* Begin Records *
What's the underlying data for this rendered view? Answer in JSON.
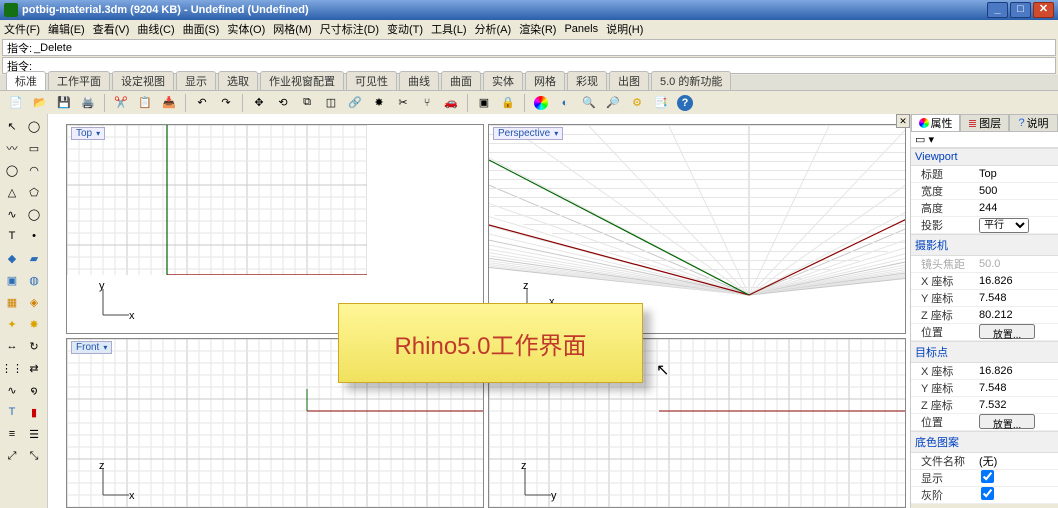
{
  "title": "potbig-material.3dm (9204 KB) - Undefined (Undefined)",
  "menu": [
    "文件(F)",
    "编辑(E)",
    "查看(V)",
    "曲线(C)",
    "曲面(S)",
    "实体(O)",
    "网格(M)",
    "尺寸标注(D)",
    "变动(T)",
    "工具(L)",
    "分析(A)",
    "渲染(R)",
    "Panels",
    "说明(H)"
  ],
  "cmd1_label": "指令:",
  "cmd1_value": "_Delete",
  "cmd2_label": "指令:",
  "cmd2_value": "",
  "tabs": [
    "标准",
    "工作平面",
    "设定视图",
    "显示",
    "选取",
    "作业视窗配置",
    "可见性",
    "曲线",
    "曲面",
    "实体",
    "网格",
    "彩现",
    "出图",
    "5.0 的新功能"
  ],
  "view_top": "Top",
  "view_persp": "Perspective",
  "view_front": "Front",
  "rp_tabs": {
    "prop": "属性",
    "layer": "图层",
    "help": "说明"
  },
  "sections": {
    "viewport": "Viewport",
    "camera": "摄影机",
    "target": "目标点",
    "wallpaper": "底色图案"
  },
  "rows": {
    "title_l": "标题",
    "title_v": "Top",
    "width_l": "宽度",
    "width_v": "500",
    "height_l": "高度",
    "height_v": "244",
    "proj_l": "投影",
    "proj_v": "平行",
    "lens_l": "镜头焦距",
    "lens_v": "50.0",
    "cx_l": "X 座标",
    "cx_v": "16.826",
    "cy_l": "Y 座标",
    "cy_v": "7.548",
    "cz_l": "Z 座标",
    "cz_v": "80.212",
    "loc_l": "位置",
    "loc_btn": "放置...",
    "tx_l": "X 座标",
    "tx_v": "16.826",
    "ty_l": "Y 座标",
    "ty_v": "7.548",
    "tz_l": "Z 座标",
    "tz_v": "7.532",
    "tloc_l": "位置",
    "tloc_btn": "放置...",
    "file_l": "文件名称",
    "file_v": "(无)",
    "show_l": "显示",
    "gray_l": "灰阶"
  },
  "callout": "Rhino5.0工作界面"
}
* End Records *
### Task
Print all entries exactly. The images do not belong in the copy.

### Exercise answer
What's the underlying data for this rendered view? Answer in JSON.
{
  "title": "potbig-material.3dm (9204 KB) - Undefined (Undefined)",
  "menu": [
    "文件(F)",
    "编辑(E)",
    "查看(V)",
    "曲线(C)",
    "曲面(S)",
    "实体(O)",
    "网格(M)",
    "尺寸标注(D)",
    "变动(T)",
    "工具(L)",
    "分析(A)",
    "渲染(R)",
    "Panels",
    "说明(H)"
  ],
  "cmd1_label": "指令:",
  "cmd1_value": "_Delete",
  "cmd2_label": "指令:",
  "cmd2_value": "",
  "tabs": [
    "标准",
    "工作平面",
    "设定视图",
    "显示",
    "选取",
    "作业视窗配置",
    "可见性",
    "曲线",
    "曲面",
    "实体",
    "网格",
    "彩现",
    "出图",
    "5.0 的新功能"
  ],
  "view_top": "Top",
  "view_persp": "Perspective",
  "view_front": "Front",
  "rp_tabs": {
    "prop": "属性",
    "layer": "图层",
    "help": "说明"
  },
  "sections": {
    "viewport": "Viewport",
    "camera": "摄影机",
    "target": "目标点",
    "wallpaper": "底色图案"
  },
  "rows": {
    "title_l": "标题",
    "title_v": "Top",
    "width_l": "宽度",
    "width_v": "500",
    "height_l": "高度",
    "height_v": "244",
    "proj_l": "投影",
    "proj_v": "平行",
    "lens_l": "镜头焦距",
    "lens_v": "50.0",
    "cx_l": "X 座标",
    "cx_v": "16.826",
    "cy_l": "Y 座标",
    "cy_v": "7.548",
    "cz_l": "Z 座标",
    "cz_v": "80.212",
    "loc_l": "位置",
    "loc_btn": "放置...",
    "tx_l": "X 座标",
    "tx_v": "16.826",
    "ty_l": "Y 座标",
    "ty_v": "7.548",
    "tz_l": "Z 座标",
    "tz_v": "7.532",
    "tloc_l": "位置",
    "tloc_btn": "放置...",
    "file_l": "文件名称",
    "file_v": "(无)",
    "show_l": "显示",
    "gray_l": "灰阶"
  },
  "callout": "Rhino5.0工作界面"
}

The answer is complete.